Requirements: Transcribe the full listing below exactly.
____________________
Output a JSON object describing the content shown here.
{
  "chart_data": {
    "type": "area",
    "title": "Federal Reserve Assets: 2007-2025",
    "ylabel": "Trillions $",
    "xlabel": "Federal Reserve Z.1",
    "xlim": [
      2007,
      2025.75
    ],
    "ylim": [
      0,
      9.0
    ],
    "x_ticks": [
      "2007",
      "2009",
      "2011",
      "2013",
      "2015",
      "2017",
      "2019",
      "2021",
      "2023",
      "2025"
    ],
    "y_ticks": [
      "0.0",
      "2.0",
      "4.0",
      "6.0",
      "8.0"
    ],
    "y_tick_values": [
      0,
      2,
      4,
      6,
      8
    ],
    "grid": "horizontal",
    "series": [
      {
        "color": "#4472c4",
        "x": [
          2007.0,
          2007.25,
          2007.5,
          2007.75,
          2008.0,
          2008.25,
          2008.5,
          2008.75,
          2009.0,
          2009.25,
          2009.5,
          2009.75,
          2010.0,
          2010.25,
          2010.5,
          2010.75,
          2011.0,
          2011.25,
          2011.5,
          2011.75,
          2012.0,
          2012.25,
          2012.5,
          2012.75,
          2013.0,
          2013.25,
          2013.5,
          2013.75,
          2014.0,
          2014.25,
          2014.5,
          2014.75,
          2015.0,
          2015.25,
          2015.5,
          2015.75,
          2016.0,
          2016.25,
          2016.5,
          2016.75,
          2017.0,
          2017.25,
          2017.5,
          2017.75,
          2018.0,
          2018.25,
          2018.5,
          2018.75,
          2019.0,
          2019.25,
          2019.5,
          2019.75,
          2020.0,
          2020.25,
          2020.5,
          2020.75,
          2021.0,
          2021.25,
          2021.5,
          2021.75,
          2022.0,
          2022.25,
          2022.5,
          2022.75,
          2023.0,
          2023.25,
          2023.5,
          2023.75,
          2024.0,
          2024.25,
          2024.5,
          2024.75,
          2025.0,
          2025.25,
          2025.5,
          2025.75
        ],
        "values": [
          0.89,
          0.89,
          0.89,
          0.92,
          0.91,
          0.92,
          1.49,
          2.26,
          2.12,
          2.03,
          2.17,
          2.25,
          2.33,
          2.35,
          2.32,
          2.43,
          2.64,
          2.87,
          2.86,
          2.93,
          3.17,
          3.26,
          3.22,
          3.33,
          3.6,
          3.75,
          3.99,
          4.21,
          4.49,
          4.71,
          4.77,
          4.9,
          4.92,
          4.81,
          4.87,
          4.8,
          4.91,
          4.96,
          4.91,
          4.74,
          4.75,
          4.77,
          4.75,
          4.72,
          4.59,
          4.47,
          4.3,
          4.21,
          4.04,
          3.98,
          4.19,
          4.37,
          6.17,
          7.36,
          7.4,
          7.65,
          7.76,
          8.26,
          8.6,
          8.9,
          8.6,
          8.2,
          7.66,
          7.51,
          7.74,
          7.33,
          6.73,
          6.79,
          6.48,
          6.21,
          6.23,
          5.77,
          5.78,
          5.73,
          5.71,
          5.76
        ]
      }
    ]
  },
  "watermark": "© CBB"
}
____________________
Exercise response:
Output a JSON object describing the content shown here.
{
  "chart_data": {
    "type": "area",
    "title": "Federal Reserve Assets: 2007-2025",
    "ylabel": "Trillions $",
    "xlabel": "Federal Reserve Z.1",
    "xlim": [
      2007,
      2025.75
    ],
    "ylim": [
      0,
      9.0
    ],
    "x_ticks": [
      "2007",
      "2009",
      "2011",
      "2013",
      "2015",
      "2017",
      "2019",
      "2021",
      "2023",
      "2025"
    ],
    "y_ticks": [
      "0.0",
      "2.0",
      "4.0",
      "6.0",
      "8.0"
    ],
    "y_tick_values": [
      0,
      2,
      4,
      6,
      8
    ],
    "grid": "horizontal",
    "series": [
      {
        "color": "#4472c4",
        "x": [
          2007.0,
          2007.25,
          2007.5,
          2007.75,
          2008.0,
          2008.25,
          2008.5,
          2008.75,
          2009.0,
          2009.25,
          2009.5,
          2009.75,
          2010.0,
          2010.25,
          2010.5,
          2010.75,
          2011.0,
          2011.25,
          2011.5,
          2011.75,
          2012.0,
          2012.25,
          2012.5,
          2012.75,
          2013.0,
          2013.25,
          2013.5,
          2013.75,
          2014.0,
          2014.25,
          2014.5,
          2014.75,
          2015.0,
          2015.25,
          2015.5,
          2015.75,
          2016.0,
          2016.25,
          2016.5,
          2016.75,
          2017.0,
          2017.25,
          2017.5,
          2017.75,
          2018.0,
          2018.25,
          2018.5,
          2018.75,
          2019.0,
          2019.25,
          2019.5,
          2019.75,
          2020.0,
          2020.25,
          2020.5,
          2020.75,
          2021.0,
          2021.25,
          2021.5,
          2021.75,
          2022.0,
          2022.25,
          2022.5,
          2022.75,
          2023.0,
          2023.25,
          2023.5,
          2023.75,
          2024.0,
          2024.25,
          2024.5,
          2024.75,
          2025.0,
          2025.25,
          2025.5,
          2025.75
        ],
        "values": [
          0.89,
          0.89,
          0.89,
          0.92,
          0.91,
          0.92,
          1.49,
          2.26,
          2.12,
          2.03,
          2.17,
          2.25,
          2.33,
          2.35,
          2.32,
          2.43,
          2.64,
          2.87,
          2.86,
          2.93,
          3.17,
          3.26,
          3.22,
          3.33,
          3.6,
          3.75,
          3.99,
          4.21,
          4.49,
          4.71,
          4.77,
          4.9,
          4.92,
          4.81,
          4.87,
          4.8,
          4.91,
          4.96,
          4.91,
          4.74,
          4.75,
          4.77,
          4.75,
          4.72,
          4.59,
          4.47,
          4.3,
          4.21,
          4.04,
          3.98,
          4.19,
          4.37,
          6.17,
          7.36,
          7.4,
          7.65,
          7.76,
          8.26,
          8.6,
          8.9,
          8.6,
          8.2,
          7.66,
          7.51,
          7.74,
          7.33,
          6.73,
          6.79,
          6.48,
          6.21,
          6.23,
          5.77,
          5.78,
          5.73,
          5.71,
          5.76
        ]
      }
    ]
  },
  "watermark": "© CBB"
}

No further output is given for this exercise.